**Task instructions:** Copy the records below exactly, leaving out every picture.

**Given data:**
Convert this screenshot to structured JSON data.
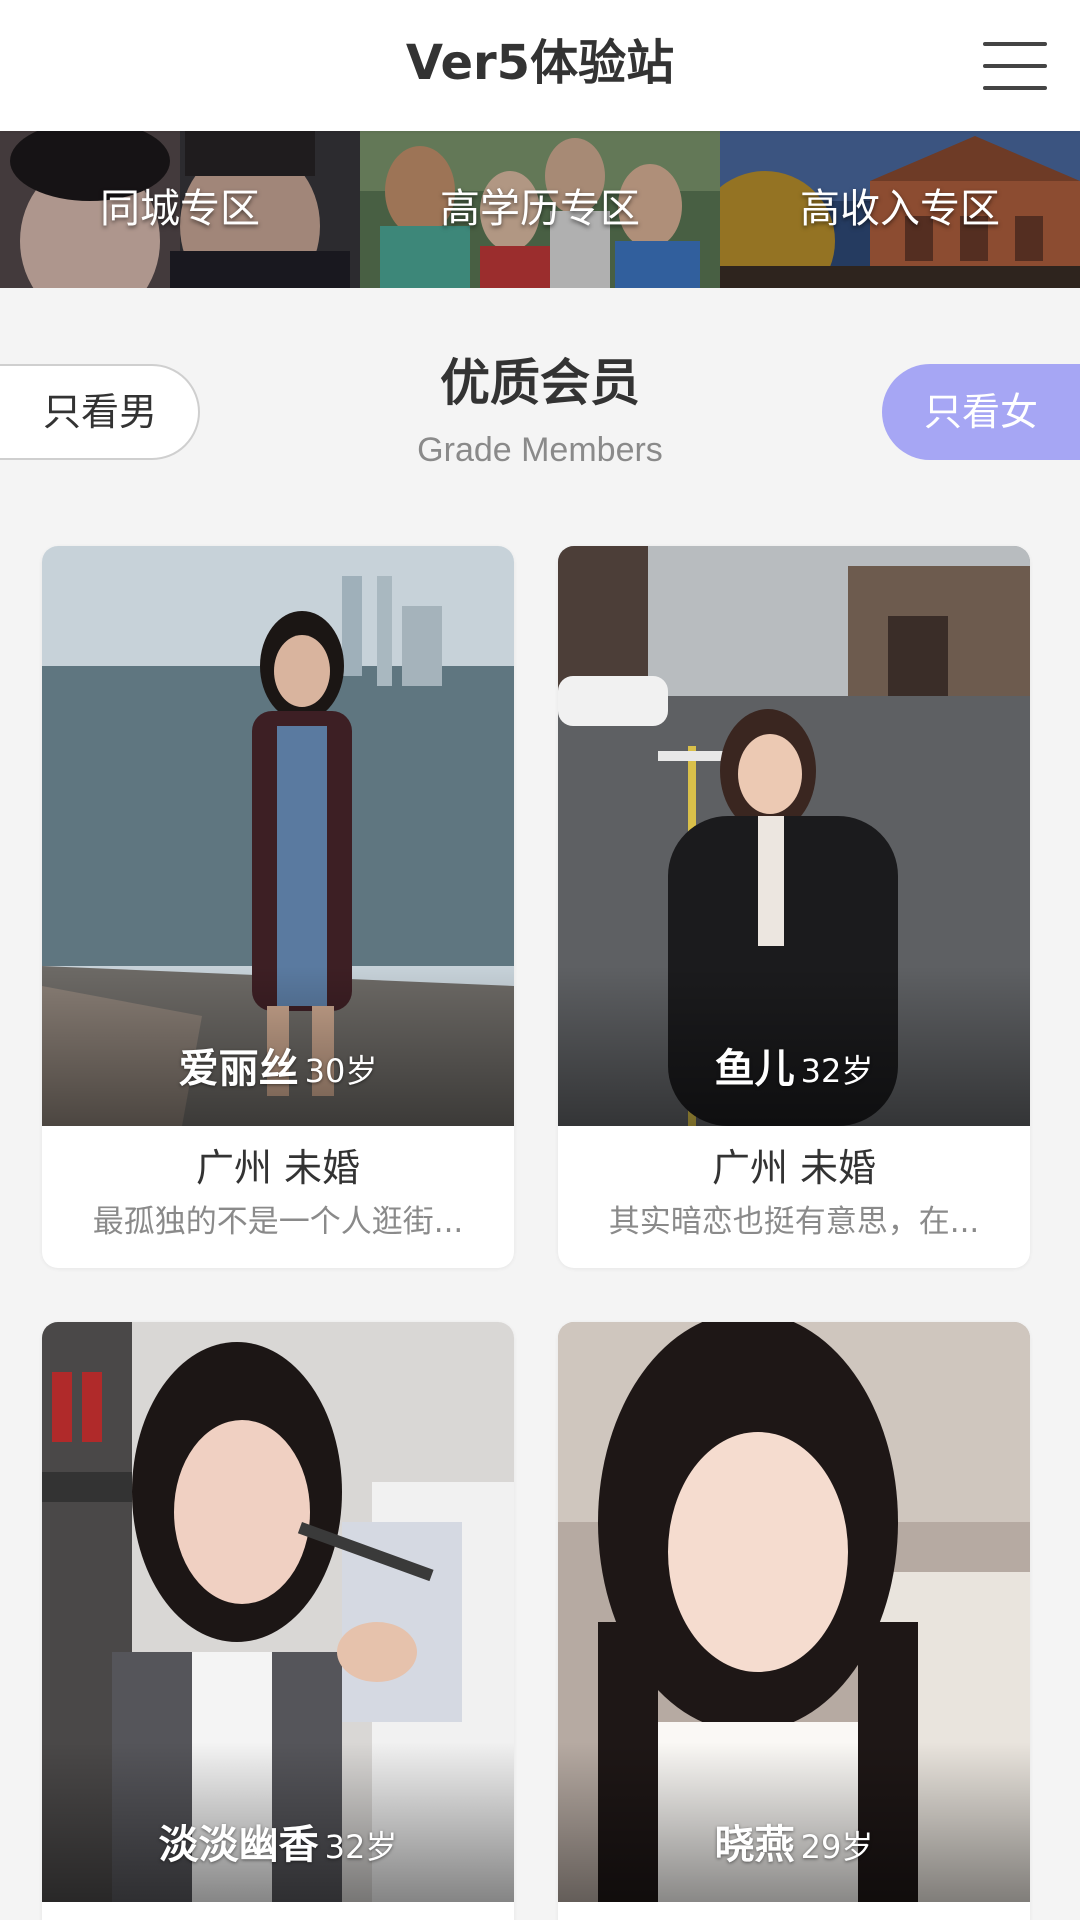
{
  "header": {
    "title": "Ver5体验站",
    "menu_icon": "hamburger-menu-icon"
  },
  "zones": [
    {
      "label": "同城专区"
    },
    {
      "label": "高学历专区"
    },
    {
      "label": "高收入专区"
    }
  ],
  "section": {
    "title": "优质会员",
    "subtitle": "Grade Members",
    "filter_male": "只看男",
    "filter_female": "只看女"
  },
  "colors": {
    "accent": "#a6a6f4",
    "background": "#f4f4f4",
    "card": "#ffffff",
    "muted_text": "#8a8a8a"
  },
  "members": [
    {
      "name": "爱丽丝",
      "age": "30岁",
      "location": "广州 未婚",
      "bio": "最孤独的不是一个人逛街..."
    },
    {
      "name": "鱼儿",
      "age": "32岁",
      "location": "广州 未婚",
      "bio": "其实暗恋也挺有意思，在..."
    },
    {
      "name": "淡淡幽香",
      "age": "32岁",
      "location": "",
      "bio": ""
    },
    {
      "name": "晓燕",
      "age": "29岁",
      "location": "",
      "bio": ""
    }
  ]
}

**Correct answer:**
Convert this screenshot to structured JSON data.
{
  "header": {
    "title": "Ver5体验站",
    "menu_icon": "hamburger-menu-icon"
  },
  "zones": [
    {
      "label": "同城专区"
    },
    {
      "label": "高学历专区"
    },
    {
      "label": "高收入专区"
    }
  ],
  "section": {
    "title": "优质会员",
    "subtitle": "Grade Members",
    "filter_male": "只看男",
    "filter_female": "只看女"
  },
  "colors": {
    "accent": "#a6a6f4",
    "background": "#f4f4f4",
    "card": "#ffffff",
    "muted_text": "#8a8a8a"
  },
  "members": [
    {
      "name": "爱丽丝",
      "age": "30岁",
      "location": "广州 未婚",
      "bio": "最孤独的不是一个人逛街..."
    },
    {
      "name": "鱼儿",
      "age": "32岁",
      "location": "广州 未婚",
      "bio": "其实暗恋也挺有意思，在..."
    },
    {
      "name": "淡淡幽香",
      "age": "32岁",
      "location": "",
      "bio": ""
    },
    {
      "name": "晓燕",
      "age": "29岁",
      "location": "",
      "bio": ""
    }
  ]
}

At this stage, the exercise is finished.